__Short exercise__: Every entry below should be printed exactly, without its images.

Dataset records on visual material
..........

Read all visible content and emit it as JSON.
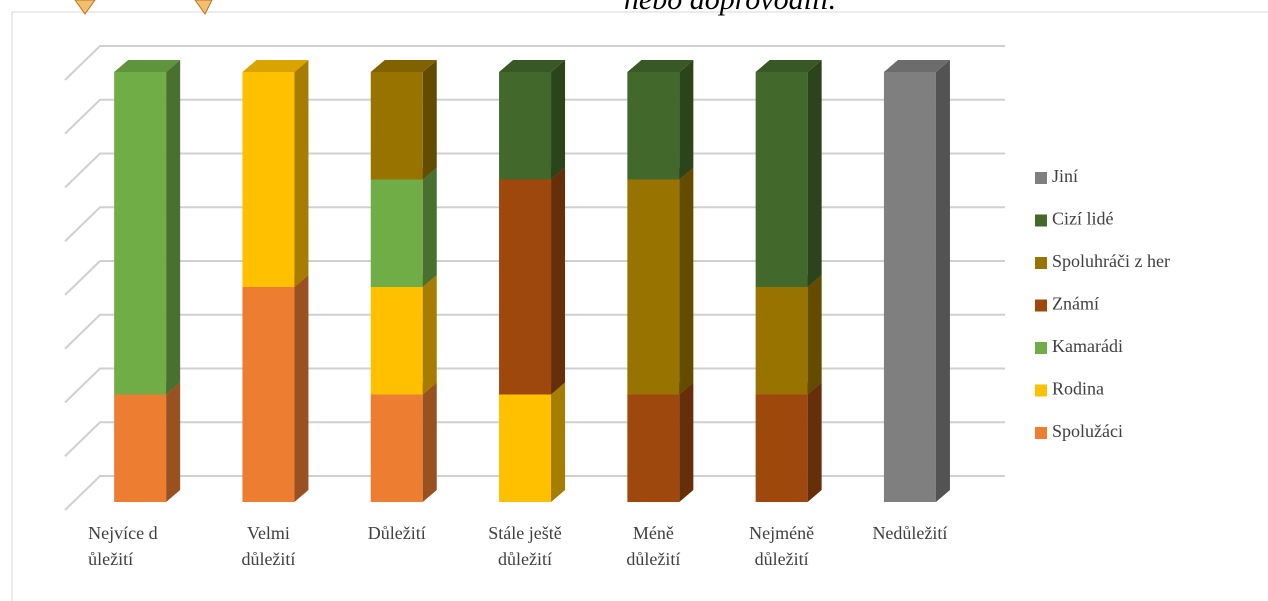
{
  "chart_data": {
    "type": "bar",
    "stacked": true,
    "title": "nebo doprovodili.",
    "categories": [
      "Nejvíce důležití",
      "Velmi důležití",
      "Důležití",
      "Stále ještě důležití",
      "Méně důležití",
      "Nejméně důležití",
      "Nedůležití"
    ],
    "series": [
      {
        "name": "Spolužáci",
        "color": "#ED7D31",
        "values": [
          2,
          4,
          2,
          0,
          0,
          0,
          0
        ]
      },
      {
        "name": "Rodina",
        "color": "#FFC000",
        "values": [
          0,
          4,
          2,
          2,
          0,
          0,
          0
        ]
      },
      {
        "name": "Kamarádi",
        "color": "#70AD47",
        "values": [
          6,
          0,
          2,
          0,
          0,
          0,
          0
        ]
      },
      {
        "name": "Známí",
        "color": "#9E480E",
        "values": [
          0,
          0,
          0,
          4,
          2,
          2,
          0
        ]
      },
      {
        "name": "Spoluhráči z her",
        "color": "#997300",
        "values": [
          0,
          0,
          2,
          0,
          4,
          2,
          0
        ]
      },
      {
        "name": "Cizí lidé",
        "color": "#43682B",
        "values": [
          0,
          0,
          0,
          2,
          2,
          4,
          0
        ]
      },
      {
        "name": "Jiní",
        "color": "#7F7F7F",
        "values": [
          0,
          0,
          0,
          0,
          0,
          0,
          8
        ]
      }
    ],
    "ylim": [
      0,
      8
    ],
    "yticks": [
      0,
      1,
      2,
      3,
      4,
      5,
      6,
      7,
      8
    ],
    "grid": true,
    "legend": "right"
  }
}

..........

__Output below__:
Read all visible content and emit it as JSON.
{
  "chart_data": {
    "type": "bar",
    "stacked": true,
    "title": "nebo doprovodili.",
    "categories": [
      "Nejvíce důležití",
      "Velmi důležití",
      "Důležití",
      "Stále ještě důležití",
      "Méně důležití",
      "Nejméně důležití",
      "Nedůležití"
    ],
    "series": [
      {
        "name": "Spolužáci",
        "color": "#ED7D31",
        "values": [
          2,
          4,
          2,
          0,
          0,
          0,
          0
        ]
      },
      {
        "name": "Rodina",
        "color": "#FFC000",
        "values": [
          0,
          4,
          2,
          2,
          0,
          0,
          0
        ]
      },
      {
        "name": "Kamarádi",
        "color": "#70AD47",
        "values": [
          6,
          0,
          2,
          0,
          0,
          0,
          0
        ]
      },
      {
        "name": "Známí",
        "color": "#9E480E",
        "values": [
          0,
          0,
          0,
          4,
          2,
          2,
          0
        ]
      },
      {
        "name": "Spoluhráči z her",
        "color": "#997300",
        "values": [
          0,
          0,
          2,
          0,
          4,
          2,
          0
        ]
      },
      {
        "name": "Cizí lidé",
        "color": "#43682B",
        "values": [
          0,
          0,
          0,
          2,
          2,
          4,
          0
        ]
      },
      {
        "name": "Jiní",
        "color": "#7F7F7F",
        "values": [
          0,
          0,
          0,
          0,
          0,
          0,
          8
        ]
      }
    ],
    "ylim": [
      0,
      8
    ],
    "yticks": [
      0,
      1,
      2,
      3,
      4,
      5,
      6,
      7,
      8
    ],
    "grid": true,
    "legend": "right"
  }
}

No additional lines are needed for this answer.